• _GIVEN INSTRUCTION_: Retype the listing that follows, exactly as written.

• _DATA ENTRIES_:

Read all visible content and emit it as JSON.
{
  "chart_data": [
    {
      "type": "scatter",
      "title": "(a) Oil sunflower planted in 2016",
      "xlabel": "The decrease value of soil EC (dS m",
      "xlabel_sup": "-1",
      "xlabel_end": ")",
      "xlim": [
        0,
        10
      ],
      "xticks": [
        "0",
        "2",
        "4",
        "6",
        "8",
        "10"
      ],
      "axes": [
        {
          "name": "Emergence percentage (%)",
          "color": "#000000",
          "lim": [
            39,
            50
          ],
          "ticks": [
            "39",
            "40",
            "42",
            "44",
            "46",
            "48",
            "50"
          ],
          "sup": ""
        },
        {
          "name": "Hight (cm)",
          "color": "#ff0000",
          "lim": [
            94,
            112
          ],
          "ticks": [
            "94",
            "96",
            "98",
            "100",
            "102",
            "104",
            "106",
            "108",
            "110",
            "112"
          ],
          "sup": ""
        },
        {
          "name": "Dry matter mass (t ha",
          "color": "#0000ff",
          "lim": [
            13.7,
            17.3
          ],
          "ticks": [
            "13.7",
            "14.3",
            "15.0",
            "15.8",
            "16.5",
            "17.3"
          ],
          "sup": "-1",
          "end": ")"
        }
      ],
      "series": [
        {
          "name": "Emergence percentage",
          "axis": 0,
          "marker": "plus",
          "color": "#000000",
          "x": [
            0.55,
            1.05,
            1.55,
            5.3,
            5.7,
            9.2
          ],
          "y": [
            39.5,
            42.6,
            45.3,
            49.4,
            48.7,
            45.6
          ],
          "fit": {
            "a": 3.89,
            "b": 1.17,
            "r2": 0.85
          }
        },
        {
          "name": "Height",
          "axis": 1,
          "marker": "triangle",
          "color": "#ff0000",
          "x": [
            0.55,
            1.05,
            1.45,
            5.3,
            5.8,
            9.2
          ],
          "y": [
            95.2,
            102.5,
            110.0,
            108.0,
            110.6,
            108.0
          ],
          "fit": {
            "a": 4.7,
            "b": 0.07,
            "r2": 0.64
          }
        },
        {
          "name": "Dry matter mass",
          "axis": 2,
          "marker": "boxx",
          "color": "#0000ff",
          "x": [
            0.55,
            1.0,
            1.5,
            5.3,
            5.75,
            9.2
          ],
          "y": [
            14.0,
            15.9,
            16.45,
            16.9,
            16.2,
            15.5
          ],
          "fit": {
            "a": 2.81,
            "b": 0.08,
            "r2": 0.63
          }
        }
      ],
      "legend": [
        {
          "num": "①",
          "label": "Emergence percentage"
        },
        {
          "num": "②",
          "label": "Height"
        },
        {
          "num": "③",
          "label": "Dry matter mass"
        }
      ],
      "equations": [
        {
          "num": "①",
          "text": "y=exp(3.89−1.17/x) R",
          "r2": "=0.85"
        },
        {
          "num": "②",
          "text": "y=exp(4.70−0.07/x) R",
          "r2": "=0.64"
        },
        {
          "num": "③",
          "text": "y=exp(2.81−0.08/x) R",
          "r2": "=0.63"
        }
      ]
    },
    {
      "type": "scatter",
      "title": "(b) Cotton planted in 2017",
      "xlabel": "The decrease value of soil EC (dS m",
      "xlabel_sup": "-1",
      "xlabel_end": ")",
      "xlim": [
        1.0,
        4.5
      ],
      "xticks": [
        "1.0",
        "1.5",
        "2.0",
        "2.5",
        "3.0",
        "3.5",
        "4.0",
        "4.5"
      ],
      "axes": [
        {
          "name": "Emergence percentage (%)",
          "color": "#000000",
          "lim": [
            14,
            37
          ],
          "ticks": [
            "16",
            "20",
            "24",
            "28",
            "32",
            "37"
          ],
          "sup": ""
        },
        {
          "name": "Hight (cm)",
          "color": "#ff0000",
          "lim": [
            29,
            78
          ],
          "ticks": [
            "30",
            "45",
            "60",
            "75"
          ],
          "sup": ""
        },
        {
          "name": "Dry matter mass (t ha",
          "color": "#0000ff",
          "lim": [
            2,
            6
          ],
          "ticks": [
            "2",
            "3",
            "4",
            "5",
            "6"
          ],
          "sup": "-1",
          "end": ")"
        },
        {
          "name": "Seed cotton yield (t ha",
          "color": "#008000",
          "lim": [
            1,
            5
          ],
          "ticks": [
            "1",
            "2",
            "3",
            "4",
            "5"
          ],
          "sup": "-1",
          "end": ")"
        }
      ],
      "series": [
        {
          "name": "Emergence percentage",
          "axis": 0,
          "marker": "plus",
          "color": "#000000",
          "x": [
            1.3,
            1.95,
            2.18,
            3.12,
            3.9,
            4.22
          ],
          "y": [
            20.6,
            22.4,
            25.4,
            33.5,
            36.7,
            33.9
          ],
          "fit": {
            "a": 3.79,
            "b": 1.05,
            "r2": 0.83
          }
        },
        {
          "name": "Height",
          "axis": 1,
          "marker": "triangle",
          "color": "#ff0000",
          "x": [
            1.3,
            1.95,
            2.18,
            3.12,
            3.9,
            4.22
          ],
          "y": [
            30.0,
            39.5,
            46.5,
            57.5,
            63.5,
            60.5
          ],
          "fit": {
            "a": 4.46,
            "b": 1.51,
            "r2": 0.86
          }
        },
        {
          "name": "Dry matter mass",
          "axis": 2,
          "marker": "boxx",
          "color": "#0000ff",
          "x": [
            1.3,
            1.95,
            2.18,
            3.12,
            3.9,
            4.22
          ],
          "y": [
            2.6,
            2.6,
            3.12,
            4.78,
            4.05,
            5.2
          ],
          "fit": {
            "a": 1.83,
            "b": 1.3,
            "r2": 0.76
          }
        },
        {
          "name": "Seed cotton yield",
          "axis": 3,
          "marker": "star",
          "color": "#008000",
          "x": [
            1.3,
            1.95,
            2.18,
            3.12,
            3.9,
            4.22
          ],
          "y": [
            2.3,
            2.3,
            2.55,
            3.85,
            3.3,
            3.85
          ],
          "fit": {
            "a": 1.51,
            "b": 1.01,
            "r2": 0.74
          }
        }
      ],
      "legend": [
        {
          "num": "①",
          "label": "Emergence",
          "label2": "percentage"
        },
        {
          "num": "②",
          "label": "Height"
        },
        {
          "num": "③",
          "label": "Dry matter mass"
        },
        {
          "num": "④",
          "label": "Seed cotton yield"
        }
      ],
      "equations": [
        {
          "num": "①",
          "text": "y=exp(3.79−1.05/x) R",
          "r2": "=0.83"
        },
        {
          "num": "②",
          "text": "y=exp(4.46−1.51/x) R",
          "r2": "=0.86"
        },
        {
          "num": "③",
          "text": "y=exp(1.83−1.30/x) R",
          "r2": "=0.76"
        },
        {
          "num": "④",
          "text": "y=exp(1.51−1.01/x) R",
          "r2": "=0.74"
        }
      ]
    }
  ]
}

• _FINISHED TASK_:
Read all visible content and emit it as JSON.
{
  "chart_data": [
    {
      "type": "scatter",
      "title": "(a) Oil sunflower planted in 2016",
      "xlabel": "The decrease value of soil EC (dS m",
      "xlabel_sup": "-1",
      "xlabel_end": ")",
      "xlim": [
        0,
        10
      ],
      "xticks": [
        "0",
        "2",
        "4",
        "6",
        "8",
        "10"
      ],
      "axes": [
        {
          "name": "Emergence percentage (%)",
          "color": "#000000",
          "lim": [
            39,
            50
          ],
          "ticks": [
            "39",
            "40",
            "42",
            "44",
            "46",
            "48",
            "50"
          ],
          "sup": ""
        },
        {
          "name": "Hight (cm)",
          "color": "#ff0000",
          "lim": [
            94,
            112
          ],
          "ticks": [
            "94",
            "96",
            "98",
            "100",
            "102",
            "104",
            "106",
            "108",
            "110",
            "112"
          ],
          "sup": ""
        },
        {
          "name": "Dry matter mass (t ha",
          "color": "#0000ff",
          "lim": [
            13.7,
            17.3
          ],
          "ticks": [
            "13.7",
            "14.3",
            "15.0",
            "15.8",
            "16.5",
            "17.3"
          ],
          "sup": "-1",
          "end": ")"
        }
      ],
      "series": [
        {
          "name": "Emergence percentage",
          "axis": 0,
          "marker": "plus",
          "color": "#000000",
          "x": [
            0.55,
            1.05,
            1.55,
            5.3,
            5.7,
            9.2
          ],
          "y": [
            39.5,
            42.6,
            45.3,
            49.4,
            48.7,
            45.6
          ],
          "fit": {
            "a": 3.89,
            "b": 1.17,
            "r2": 0.85
          }
        },
        {
          "name": "Height",
          "axis": 1,
          "marker": "triangle",
          "color": "#ff0000",
          "x": [
            0.55,
            1.05,
            1.45,
            5.3,
            5.8,
            9.2
          ],
          "y": [
            95.2,
            102.5,
            110.0,
            108.0,
            110.6,
            108.0
          ],
          "fit": {
            "a": 4.7,
            "b": 0.07,
            "r2": 0.64
          }
        },
        {
          "name": "Dry matter mass",
          "axis": 2,
          "marker": "boxx",
          "color": "#0000ff",
          "x": [
            0.55,
            1.0,
            1.5,
            5.3,
            5.75,
            9.2
          ],
          "y": [
            14.0,
            15.9,
            16.45,
            16.9,
            16.2,
            15.5
          ],
          "fit": {
            "a": 2.81,
            "b": 0.08,
            "r2": 0.63
          }
        }
      ],
      "legend": [
        {
          "num": "①",
          "label": "Emergence percentage"
        },
        {
          "num": "②",
          "label": "Height"
        },
        {
          "num": "③",
          "label": "Dry matter mass"
        }
      ],
      "equations": [
        {
          "num": "①",
          "text": "y=exp(3.89−1.17/x) R",
          "r2": "=0.85"
        },
        {
          "num": "②",
          "text": "y=exp(4.70−0.07/x) R",
          "r2": "=0.64"
        },
        {
          "num": "③",
          "text": "y=exp(2.81−0.08/x) R",
          "r2": "=0.63"
        }
      ]
    },
    {
      "type": "scatter",
      "title": "(b) Cotton planted in 2017",
      "xlabel": "The decrease value of soil EC (dS m",
      "xlabel_sup": "-1",
      "xlabel_end": ")",
      "xlim": [
        1.0,
        4.5
      ],
      "xticks": [
        "1.0",
        "1.5",
        "2.0",
        "2.5",
        "3.0",
        "3.5",
        "4.0",
        "4.5"
      ],
      "axes": [
        {
          "name": "Emergence percentage (%)",
          "color": "#000000",
          "lim": [
            14,
            37
          ],
          "ticks": [
            "16",
            "20",
            "24",
            "28",
            "32",
            "37"
          ],
          "sup": ""
        },
        {
          "name": "Hight (cm)",
          "color": "#ff0000",
          "lim": [
            29,
            78
          ],
          "ticks": [
            "30",
            "45",
            "60",
            "75"
          ],
          "sup": ""
        },
        {
          "name": "Dry matter mass (t ha",
          "color": "#0000ff",
          "lim": [
            2,
            6
          ],
          "ticks": [
            "2",
            "3",
            "4",
            "5",
            "6"
          ],
          "sup": "-1",
          "end": ")"
        },
        {
          "name": "Seed cotton yield (t ha",
          "color": "#008000",
          "lim": [
            1,
            5
          ],
          "ticks": [
            "1",
            "2",
            "3",
            "4",
            "5"
          ],
          "sup": "-1",
          "end": ")"
        }
      ],
      "series": [
        {
          "name": "Emergence percentage",
          "axis": 0,
          "marker": "plus",
          "color": "#000000",
          "x": [
            1.3,
            1.95,
            2.18,
            3.12,
            3.9,
            4.22
          ],
          "y": [
            20.6,
            22.4,
            25.4,
            33.5,
            36.7,
            33.9
          ],
          "fit": {
            "a": 3.79,
            "b": 1.05,
            "r2": 0.83
          }
        },
        {
          "name": "Height",
          "axis": 1,
          "marker": "triangle",
          "color": "#ff0000",
          "x": [
            1.3,
            1.95,
            2.18,
            3.12,
            3.9,
            4.22
          ],
          "y": [
            30.0,
            39.5,
            46.5,
            57.5,
            63.5,
            60.5
          ],
          "fit": {
            "a": 4.46,
            "b": 1.51,
            "r2": 0.86
          }
        },
        {
          "name": "Dry matter mass",
          "axis": 2,
          "marker": "boxx",
          "color": "#0000ff",
          "x": [
            1.3,
            1.95,
            2.18,
            3.12,
            3.9,
            4.22
          ],
          "y": [
            2.6,
            2.6,
            3.12,
            4.78,
            4.05,
            5.2
          ],
          "fit": {
            "a": 1.83,
            "b": 1.3,
            "r2": 0.76
          }
        },
        {
          "name": "Seed cotton yield",
          "axis": 3,
          "marker": "star",
          "color": "#008000",
          "x": [
            1.3,
            1.95,
            2.18,
            3.12,
            3.9,
            4.22
          ],
          "y": [
            2.3,
            2.3,
            2.55,
            3.85,
            3.3,
            3.85
          ],
          "fit": {
            "a": 1.51,
            "b": 1.01,
            "r2": 0.74
          }
        }
      ],
      "legend": [
        {
          "num": "①",
          "label": "Emergence",
          "label2": "percentage"
        },
        {
          "num": "②",
          "label": "Height"
        },
        {
          "num": "③",
          "label": "Dry matter mass"
        },
        {
          "num": "④",
          "label": "Seed cotton yield"
        }
      ],
      "equations": [
        {
          "num": "①",
          "text": "y=exp(3.79−1.05/x) R",
          "r2": "=0.83"
        },
        {
          "num": "②",
          "text": "y=exp(4.46−1.51/x) R",
          "r2": "=0.86"
        },
        {
          "num": "③",
          "text": "y=exp(1.83−1.30/x) R",
          "r2": "=0.76"
        },
        {
          "num": "④",
          "text": "y=exp(1.51−1.01/x) R",
          "r2": "=0.74"
        }
      ]
    }
  ]
}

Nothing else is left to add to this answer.